▶ _Problem_
Copy out all of the data exactly as it appears.

— Begin —

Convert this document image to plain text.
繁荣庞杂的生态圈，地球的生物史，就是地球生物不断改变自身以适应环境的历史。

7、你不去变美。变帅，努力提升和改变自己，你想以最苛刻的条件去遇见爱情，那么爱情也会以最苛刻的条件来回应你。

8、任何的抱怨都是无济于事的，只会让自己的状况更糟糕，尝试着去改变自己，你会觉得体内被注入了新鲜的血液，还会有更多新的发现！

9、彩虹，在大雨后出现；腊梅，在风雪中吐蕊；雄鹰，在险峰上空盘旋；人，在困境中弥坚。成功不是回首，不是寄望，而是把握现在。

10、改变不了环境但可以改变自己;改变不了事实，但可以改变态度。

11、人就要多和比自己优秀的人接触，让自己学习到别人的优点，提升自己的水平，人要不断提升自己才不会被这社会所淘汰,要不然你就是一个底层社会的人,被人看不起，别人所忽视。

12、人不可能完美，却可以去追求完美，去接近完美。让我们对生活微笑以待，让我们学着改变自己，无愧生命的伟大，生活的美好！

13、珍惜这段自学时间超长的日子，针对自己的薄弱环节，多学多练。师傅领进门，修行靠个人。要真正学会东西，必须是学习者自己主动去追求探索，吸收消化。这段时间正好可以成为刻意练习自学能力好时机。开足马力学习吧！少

— End —

▶ _Answer for the task_
Convert this document image to plain text.
繁荣庞杂的生态圈，地球的生物史，就是地球生物不断改变自身以适应环境的历史。

7、你不去变美。变帅，努力提升和改变自己，你想以最苛刻的条件去遇见爱情，那么爱情也会以最苛刻的条件来回应你。

8、任何的抱怨都是无济于事的，只会让自己的状况更糟糕，尝试着去改变自己，你会觉得体内被注入了新鲜的血液，还会有更多新的发现！

9、彩虹，在大雨后出现；腊梅，在风雪中吐蕊；雄鹰，在险峰上空盘旋；人，在困境中弥坚。成功不是回首，不是寄望，而是把握现在。

10、改变不了环境但可以改变自己;改变不了事实，但可以改变态度。

11、人就要多和比自己优秀的人接触，让自己学习到别人的优点，提升自己的水平，人要不断提升自己才不会被这社会所淘汰,要不然你就是一个底层社会的人,被人看不起，别人所忽视。

12、人不可能完美，却可以去追求完美，去接近完美。让我们对生活微笑以待，让我们学着改变自己，无愧生命的伟大，生活的美好！

13、珍惜这段自学时间超长的日子，针对自己的薄弱环节，多学多练。师傅领进门，修行靠个人。要真正学会东西，必须是学习者自己主动去追求探索，吸收消化。这段时间正好可以成为刻意练习自学能力好时机。开足马力学习吧！少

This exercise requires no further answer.